--- Start of MATERIAL FOR THE TASK ---

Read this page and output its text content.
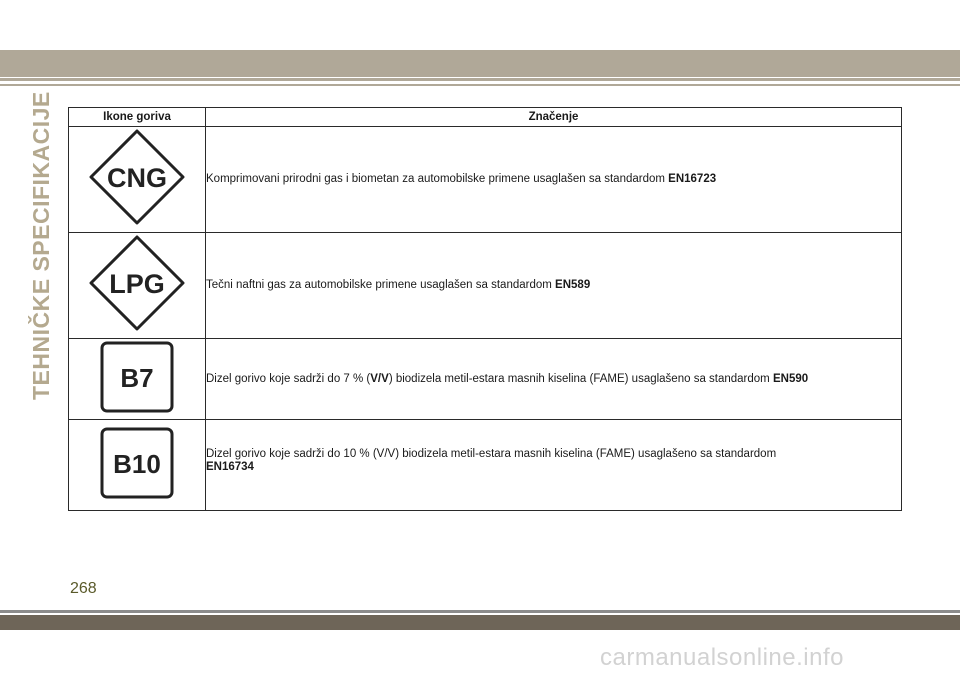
TEHNIČKE SPECIFIKACIJE	Ikone goriva	Značenje

CNG	Komprimovani prirodni gas i biometan za automobilske primene usaglašen sa standardom EN16723

LPG	Tečni naftni gas za automobilske primene usaglašen sa standardom EN589

B7	Dizel gorivo koje sadrži do 7 % (V/V) biodizela metil-estara masnih kiselina (FAME) usaglašeno sa standardom EN590

B10	Dizel gorivo koje sadrži do 10 % (V/V) biodizela metil-estara masnih kiselina (FAME) usaglašeno sa standardom
EN16734
268
carmanualsonline.info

--- End of MATERIAL FOR THE TASK ---

■ WHAT IS ASKED:
Using the listing above, gather each line that holds the string "biodizela" and copy it.

■ COMPLETED TASK:
B7	Dizel gorivo koje sadrži do 7 % (V/V) biodizela metil-estara masnih kiselina (FAME) usaglašeno sa standardom EN590
B10	Dizel gorivo koje sadrži do 10 % (V/V) biodizela metil-estara masnih kiselina (FAME) usaglašeno sa standardom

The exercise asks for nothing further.